▶ _What is needed_: Among the entries that follow, find every line with the word "DomainFrequency" and list it.
[Study material Boundary: Start]
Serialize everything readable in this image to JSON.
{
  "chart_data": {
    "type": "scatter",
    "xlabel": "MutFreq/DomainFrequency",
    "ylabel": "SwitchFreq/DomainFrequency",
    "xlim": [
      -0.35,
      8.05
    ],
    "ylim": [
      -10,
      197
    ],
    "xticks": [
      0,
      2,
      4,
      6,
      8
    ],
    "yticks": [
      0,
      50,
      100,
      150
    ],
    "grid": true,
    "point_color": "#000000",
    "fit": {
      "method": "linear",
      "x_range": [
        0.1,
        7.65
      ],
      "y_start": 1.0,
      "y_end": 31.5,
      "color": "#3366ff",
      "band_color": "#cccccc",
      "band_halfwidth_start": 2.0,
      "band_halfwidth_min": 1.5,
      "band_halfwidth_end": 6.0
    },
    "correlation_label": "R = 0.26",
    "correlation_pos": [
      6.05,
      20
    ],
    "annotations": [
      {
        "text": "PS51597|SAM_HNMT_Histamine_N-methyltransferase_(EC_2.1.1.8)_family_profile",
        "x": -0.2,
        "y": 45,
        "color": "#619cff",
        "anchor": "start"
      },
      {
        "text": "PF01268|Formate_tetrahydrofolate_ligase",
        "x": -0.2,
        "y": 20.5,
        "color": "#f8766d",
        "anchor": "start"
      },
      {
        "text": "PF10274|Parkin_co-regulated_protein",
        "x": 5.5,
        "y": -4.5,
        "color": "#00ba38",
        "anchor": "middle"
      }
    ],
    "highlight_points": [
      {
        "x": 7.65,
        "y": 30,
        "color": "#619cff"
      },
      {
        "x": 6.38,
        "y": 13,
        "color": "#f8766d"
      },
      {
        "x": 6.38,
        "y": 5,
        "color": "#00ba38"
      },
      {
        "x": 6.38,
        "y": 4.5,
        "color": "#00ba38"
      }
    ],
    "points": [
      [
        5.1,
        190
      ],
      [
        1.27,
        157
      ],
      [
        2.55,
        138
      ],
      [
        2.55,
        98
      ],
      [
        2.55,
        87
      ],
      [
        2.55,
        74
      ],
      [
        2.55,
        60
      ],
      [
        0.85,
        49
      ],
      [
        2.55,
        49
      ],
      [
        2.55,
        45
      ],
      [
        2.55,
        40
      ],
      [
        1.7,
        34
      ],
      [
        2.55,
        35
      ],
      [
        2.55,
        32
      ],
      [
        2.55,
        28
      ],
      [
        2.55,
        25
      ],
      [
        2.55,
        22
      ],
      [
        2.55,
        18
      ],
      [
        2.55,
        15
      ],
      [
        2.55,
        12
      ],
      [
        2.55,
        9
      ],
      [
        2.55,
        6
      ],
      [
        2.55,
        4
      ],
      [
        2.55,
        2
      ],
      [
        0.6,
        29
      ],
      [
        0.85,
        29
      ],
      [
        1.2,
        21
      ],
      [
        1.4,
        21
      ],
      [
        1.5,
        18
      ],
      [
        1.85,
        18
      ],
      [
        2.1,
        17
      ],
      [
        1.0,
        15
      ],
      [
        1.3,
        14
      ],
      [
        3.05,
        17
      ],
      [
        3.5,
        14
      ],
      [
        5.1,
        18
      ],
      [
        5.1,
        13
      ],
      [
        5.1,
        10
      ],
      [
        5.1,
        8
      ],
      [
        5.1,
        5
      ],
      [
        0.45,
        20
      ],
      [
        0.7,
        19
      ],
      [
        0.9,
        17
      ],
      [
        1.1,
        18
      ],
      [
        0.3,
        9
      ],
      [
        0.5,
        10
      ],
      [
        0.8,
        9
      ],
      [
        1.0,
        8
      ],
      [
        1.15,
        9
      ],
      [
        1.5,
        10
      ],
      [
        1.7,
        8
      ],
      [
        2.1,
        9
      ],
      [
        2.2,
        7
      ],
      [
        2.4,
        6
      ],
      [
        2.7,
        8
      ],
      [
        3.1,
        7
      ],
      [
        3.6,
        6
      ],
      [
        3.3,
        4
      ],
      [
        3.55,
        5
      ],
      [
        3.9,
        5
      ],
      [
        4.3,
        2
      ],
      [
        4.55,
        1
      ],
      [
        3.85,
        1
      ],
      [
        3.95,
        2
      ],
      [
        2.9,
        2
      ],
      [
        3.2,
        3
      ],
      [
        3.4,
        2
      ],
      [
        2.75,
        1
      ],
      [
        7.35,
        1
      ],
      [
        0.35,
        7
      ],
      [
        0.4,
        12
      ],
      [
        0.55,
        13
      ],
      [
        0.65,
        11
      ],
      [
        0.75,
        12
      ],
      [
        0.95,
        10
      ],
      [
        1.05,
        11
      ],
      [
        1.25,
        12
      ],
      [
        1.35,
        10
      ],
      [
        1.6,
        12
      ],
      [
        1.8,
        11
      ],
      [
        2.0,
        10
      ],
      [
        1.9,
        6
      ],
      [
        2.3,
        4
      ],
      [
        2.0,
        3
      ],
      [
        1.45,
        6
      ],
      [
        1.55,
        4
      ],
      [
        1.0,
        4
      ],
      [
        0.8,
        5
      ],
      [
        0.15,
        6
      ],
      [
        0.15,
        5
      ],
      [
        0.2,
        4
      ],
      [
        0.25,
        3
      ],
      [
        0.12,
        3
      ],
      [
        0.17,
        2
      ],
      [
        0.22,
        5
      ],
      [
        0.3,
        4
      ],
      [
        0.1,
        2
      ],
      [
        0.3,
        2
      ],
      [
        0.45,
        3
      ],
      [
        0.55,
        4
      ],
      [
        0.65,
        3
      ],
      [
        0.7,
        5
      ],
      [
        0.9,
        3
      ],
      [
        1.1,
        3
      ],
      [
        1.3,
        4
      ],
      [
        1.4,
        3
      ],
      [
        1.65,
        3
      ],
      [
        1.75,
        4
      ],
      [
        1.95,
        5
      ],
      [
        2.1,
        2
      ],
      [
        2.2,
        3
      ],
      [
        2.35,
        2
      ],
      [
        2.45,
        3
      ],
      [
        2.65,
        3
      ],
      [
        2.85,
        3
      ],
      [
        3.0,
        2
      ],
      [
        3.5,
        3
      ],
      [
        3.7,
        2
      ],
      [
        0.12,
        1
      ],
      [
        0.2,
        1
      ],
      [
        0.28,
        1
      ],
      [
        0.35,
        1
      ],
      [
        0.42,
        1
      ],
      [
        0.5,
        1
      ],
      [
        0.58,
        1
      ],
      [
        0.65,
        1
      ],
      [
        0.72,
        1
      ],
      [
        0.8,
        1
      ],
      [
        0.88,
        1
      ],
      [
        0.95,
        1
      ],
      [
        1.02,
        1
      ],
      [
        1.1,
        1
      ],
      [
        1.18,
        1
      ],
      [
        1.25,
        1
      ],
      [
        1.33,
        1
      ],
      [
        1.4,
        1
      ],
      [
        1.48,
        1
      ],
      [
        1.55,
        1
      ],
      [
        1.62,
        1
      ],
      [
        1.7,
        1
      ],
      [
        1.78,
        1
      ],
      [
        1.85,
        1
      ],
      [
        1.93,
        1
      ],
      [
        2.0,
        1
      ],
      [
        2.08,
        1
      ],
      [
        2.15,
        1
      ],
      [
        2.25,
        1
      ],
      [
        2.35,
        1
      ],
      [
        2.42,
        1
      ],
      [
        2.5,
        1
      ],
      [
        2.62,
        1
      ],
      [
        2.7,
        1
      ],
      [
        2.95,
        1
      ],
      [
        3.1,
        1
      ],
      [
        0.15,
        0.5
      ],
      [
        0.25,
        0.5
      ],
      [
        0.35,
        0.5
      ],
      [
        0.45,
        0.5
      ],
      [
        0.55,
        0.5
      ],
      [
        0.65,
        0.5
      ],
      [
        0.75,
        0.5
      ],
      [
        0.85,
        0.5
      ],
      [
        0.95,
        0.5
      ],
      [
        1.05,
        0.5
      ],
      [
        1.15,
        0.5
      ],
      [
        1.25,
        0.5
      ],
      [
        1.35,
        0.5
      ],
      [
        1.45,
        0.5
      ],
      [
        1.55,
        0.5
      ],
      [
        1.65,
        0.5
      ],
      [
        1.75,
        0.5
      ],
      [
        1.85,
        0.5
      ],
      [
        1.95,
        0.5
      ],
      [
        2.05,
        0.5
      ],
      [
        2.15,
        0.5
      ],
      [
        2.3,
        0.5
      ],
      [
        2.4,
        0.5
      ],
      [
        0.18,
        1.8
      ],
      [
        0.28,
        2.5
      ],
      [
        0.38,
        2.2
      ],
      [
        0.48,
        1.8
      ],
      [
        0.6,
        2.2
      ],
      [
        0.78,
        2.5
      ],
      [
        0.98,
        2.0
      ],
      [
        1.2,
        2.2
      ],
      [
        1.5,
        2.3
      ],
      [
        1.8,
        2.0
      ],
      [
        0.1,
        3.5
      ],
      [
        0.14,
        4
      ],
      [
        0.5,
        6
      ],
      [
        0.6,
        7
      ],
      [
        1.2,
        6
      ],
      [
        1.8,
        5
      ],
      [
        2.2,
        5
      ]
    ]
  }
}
[Study material Boundary: End]
▶ _Response to the task_:
    "xlabel": "MutFreq/DomainFrequency",
    "ylabel": "SwitchFreq/DomainFrequency",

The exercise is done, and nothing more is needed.